** EXERCISE INSTRUCTIONS **
Go through the lines below and copy each one that holds the string "Datenträgervernichtung".

++++++++++++++++++++

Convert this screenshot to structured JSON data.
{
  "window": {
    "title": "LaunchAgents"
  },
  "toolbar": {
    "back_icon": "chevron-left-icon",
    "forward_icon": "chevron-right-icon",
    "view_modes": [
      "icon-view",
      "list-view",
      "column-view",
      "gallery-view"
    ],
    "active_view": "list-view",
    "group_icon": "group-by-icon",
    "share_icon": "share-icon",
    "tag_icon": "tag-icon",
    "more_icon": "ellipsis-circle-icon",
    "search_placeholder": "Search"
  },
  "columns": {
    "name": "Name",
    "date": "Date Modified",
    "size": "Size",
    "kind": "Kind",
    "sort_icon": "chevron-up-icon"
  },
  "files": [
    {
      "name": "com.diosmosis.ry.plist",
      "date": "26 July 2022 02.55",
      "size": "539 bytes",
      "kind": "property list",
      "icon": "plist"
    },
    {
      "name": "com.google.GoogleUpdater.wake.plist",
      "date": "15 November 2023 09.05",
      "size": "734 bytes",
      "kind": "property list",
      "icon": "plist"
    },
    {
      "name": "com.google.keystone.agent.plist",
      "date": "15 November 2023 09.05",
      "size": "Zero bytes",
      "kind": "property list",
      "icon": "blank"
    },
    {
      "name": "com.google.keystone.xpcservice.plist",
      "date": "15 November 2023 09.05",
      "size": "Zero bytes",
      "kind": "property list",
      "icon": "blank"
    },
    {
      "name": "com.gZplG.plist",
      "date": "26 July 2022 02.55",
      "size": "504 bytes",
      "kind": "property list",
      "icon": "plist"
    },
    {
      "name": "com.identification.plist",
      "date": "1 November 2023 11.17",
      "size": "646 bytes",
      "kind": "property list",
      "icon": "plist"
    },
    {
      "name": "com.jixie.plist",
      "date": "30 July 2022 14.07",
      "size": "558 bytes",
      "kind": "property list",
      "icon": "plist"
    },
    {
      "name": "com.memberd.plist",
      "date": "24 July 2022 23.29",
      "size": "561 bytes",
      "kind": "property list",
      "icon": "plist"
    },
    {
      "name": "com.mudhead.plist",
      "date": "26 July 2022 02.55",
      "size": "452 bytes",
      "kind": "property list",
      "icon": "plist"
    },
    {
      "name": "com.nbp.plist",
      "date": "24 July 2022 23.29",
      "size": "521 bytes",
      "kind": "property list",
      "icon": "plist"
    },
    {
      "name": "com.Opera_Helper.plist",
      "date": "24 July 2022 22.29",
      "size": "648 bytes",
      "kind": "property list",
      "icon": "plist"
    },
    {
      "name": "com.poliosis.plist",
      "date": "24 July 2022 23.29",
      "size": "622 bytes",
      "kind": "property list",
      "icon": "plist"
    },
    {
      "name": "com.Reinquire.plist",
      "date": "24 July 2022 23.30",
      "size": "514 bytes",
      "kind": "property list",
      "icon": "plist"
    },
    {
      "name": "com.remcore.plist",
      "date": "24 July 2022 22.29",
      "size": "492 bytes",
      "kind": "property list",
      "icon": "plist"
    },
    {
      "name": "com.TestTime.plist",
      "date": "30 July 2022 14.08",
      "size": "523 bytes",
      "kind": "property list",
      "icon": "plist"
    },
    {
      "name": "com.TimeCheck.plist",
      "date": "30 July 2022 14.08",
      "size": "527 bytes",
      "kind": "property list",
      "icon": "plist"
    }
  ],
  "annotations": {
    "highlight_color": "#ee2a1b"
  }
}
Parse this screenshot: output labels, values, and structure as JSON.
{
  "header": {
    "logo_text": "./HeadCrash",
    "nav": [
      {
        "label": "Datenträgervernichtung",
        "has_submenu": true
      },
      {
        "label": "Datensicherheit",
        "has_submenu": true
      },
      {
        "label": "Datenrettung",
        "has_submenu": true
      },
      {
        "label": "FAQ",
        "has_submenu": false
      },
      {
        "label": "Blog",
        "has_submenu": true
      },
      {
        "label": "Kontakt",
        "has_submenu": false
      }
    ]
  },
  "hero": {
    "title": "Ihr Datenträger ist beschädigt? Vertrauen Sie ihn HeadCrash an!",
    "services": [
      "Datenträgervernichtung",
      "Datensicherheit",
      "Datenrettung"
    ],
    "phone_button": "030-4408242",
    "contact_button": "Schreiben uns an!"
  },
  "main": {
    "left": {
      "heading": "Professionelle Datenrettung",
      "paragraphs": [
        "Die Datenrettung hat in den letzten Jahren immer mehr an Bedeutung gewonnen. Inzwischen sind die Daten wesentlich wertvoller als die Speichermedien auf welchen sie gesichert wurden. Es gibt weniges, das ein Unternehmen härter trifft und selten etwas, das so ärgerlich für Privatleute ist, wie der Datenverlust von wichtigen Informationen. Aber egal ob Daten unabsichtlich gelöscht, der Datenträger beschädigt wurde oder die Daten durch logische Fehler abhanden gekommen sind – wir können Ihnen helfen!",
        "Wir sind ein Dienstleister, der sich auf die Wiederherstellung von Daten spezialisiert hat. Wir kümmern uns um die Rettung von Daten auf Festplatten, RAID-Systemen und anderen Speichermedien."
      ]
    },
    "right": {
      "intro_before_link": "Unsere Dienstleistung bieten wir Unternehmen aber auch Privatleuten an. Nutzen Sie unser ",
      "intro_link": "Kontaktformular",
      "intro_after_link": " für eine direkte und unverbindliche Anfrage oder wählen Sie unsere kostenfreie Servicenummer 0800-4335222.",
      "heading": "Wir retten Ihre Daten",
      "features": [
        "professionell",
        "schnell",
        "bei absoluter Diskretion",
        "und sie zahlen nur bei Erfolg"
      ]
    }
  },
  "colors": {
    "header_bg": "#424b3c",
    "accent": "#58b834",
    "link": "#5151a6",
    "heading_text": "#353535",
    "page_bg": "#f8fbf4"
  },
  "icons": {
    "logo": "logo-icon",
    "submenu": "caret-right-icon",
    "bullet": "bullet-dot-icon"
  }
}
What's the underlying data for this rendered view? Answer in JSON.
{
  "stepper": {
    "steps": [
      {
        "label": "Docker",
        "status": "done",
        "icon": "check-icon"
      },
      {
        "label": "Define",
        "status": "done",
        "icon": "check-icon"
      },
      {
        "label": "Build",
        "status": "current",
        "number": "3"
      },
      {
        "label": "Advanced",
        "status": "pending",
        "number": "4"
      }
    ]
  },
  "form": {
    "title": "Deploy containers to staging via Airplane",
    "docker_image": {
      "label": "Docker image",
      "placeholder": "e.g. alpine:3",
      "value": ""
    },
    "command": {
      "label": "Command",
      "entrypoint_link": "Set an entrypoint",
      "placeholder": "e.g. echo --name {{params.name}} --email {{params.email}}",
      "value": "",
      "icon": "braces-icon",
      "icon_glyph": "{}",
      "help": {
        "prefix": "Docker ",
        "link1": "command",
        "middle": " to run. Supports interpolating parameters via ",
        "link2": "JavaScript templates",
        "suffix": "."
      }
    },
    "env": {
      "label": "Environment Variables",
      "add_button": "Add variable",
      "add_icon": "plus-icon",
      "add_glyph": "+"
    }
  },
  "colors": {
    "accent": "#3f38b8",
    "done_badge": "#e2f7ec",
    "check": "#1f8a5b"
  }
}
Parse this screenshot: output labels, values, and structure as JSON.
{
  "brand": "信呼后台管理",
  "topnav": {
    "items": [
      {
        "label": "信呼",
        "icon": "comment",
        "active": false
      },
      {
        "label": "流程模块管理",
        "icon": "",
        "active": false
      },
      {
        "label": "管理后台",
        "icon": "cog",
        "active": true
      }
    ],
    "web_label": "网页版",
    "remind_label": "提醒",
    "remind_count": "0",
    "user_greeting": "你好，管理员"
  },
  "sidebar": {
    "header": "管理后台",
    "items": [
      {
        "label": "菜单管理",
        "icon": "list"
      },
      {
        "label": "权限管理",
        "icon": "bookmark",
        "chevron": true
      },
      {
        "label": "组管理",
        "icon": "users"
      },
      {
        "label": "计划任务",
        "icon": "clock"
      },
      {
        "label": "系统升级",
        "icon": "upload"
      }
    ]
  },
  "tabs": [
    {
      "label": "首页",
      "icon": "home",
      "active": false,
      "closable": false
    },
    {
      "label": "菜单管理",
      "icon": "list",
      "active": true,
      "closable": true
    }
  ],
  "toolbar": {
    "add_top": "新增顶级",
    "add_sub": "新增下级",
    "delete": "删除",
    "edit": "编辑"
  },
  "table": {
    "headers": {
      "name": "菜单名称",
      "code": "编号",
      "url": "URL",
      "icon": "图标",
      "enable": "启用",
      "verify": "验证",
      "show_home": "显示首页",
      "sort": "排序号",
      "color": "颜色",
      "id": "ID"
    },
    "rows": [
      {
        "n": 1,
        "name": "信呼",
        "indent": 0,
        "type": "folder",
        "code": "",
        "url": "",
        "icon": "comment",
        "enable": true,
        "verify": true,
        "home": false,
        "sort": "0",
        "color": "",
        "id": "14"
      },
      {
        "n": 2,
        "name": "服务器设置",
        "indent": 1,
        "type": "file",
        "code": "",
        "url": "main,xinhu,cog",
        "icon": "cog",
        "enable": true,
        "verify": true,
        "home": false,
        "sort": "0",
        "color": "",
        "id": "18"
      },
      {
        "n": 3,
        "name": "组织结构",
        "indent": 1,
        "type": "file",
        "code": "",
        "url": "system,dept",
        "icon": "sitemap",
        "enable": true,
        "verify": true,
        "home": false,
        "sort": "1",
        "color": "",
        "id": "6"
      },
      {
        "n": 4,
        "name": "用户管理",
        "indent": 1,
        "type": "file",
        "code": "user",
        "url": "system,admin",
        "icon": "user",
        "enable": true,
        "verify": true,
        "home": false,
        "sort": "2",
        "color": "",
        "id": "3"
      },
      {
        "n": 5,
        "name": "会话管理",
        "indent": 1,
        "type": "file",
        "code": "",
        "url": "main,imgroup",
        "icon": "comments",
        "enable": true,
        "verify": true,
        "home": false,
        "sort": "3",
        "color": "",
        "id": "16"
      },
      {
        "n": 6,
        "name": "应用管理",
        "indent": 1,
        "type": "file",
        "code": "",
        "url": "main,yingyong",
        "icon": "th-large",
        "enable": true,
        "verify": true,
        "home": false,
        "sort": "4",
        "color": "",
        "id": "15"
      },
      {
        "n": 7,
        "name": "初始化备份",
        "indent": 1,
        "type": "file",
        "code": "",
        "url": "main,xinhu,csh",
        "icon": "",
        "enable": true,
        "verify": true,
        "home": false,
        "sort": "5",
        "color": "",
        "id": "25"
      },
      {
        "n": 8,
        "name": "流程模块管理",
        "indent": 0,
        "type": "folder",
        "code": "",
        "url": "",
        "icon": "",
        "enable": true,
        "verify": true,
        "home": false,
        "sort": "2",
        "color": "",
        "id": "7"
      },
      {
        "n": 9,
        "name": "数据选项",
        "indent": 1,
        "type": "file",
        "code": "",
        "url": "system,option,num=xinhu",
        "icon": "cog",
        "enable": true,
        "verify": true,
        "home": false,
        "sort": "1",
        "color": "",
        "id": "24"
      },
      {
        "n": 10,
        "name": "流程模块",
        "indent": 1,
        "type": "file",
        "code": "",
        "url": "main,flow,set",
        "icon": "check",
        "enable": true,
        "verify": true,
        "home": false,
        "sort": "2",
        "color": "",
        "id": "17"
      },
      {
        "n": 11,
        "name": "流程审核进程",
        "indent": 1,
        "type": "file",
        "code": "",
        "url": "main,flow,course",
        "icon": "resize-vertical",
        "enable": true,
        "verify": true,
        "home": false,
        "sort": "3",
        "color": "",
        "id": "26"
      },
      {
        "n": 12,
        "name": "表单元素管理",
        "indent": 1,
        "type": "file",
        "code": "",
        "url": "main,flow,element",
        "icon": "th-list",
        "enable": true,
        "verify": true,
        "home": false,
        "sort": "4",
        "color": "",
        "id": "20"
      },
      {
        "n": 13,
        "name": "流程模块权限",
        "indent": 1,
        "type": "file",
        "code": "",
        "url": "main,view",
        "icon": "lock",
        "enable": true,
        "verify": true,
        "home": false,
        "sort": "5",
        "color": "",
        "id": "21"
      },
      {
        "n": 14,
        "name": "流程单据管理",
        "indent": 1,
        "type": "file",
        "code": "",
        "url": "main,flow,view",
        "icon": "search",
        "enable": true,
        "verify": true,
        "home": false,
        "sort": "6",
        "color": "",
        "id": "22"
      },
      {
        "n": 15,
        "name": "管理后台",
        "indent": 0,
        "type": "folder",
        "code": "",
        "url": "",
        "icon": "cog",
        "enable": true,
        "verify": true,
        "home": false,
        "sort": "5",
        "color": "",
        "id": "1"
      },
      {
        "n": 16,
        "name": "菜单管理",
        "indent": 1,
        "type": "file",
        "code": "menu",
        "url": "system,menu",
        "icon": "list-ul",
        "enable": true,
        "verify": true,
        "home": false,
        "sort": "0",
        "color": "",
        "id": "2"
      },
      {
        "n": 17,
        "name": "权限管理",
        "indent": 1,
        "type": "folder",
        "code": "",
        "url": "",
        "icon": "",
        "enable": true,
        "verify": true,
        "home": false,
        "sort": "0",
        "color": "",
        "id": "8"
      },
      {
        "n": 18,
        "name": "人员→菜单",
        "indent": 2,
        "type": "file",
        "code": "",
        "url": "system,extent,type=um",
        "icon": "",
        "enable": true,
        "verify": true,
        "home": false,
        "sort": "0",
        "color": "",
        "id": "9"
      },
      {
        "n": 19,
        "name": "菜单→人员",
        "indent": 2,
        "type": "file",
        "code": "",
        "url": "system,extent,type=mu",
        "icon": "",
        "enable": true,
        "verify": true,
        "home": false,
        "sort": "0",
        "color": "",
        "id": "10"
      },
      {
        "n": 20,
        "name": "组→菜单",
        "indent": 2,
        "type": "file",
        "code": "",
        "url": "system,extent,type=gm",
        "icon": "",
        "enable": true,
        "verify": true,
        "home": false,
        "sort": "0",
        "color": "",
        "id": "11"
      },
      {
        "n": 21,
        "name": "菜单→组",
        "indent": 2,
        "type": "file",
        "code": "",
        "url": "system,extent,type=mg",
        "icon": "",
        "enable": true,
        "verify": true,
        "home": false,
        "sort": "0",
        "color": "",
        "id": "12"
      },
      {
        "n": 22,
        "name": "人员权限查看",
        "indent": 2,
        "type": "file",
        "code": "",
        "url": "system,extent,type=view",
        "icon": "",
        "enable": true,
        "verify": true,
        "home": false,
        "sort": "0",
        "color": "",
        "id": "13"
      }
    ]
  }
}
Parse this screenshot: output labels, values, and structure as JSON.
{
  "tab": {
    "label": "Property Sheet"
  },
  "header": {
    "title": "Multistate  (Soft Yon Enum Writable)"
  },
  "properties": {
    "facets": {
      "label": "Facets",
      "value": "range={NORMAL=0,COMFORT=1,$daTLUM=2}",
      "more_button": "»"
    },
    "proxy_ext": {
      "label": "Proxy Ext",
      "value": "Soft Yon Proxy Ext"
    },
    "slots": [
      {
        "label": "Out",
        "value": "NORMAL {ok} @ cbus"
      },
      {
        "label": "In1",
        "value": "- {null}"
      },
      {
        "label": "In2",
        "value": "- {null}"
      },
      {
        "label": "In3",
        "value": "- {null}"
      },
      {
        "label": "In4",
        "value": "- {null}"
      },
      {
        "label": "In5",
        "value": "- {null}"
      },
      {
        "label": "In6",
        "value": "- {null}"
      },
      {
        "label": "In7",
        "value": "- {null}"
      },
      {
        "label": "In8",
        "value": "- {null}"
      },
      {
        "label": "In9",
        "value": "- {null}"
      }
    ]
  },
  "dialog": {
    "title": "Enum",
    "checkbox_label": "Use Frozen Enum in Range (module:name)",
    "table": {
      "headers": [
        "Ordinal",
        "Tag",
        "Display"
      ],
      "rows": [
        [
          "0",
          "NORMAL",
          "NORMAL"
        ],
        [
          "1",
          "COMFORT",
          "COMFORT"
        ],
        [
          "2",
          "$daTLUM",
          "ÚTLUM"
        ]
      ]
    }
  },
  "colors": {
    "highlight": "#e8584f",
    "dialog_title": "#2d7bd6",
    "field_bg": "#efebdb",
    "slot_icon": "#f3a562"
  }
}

++++++++++++++++++++

** WRITTEN SOLUTION **
        "label": "Datenträgervernichtung",
      "Datenträgervernichtung",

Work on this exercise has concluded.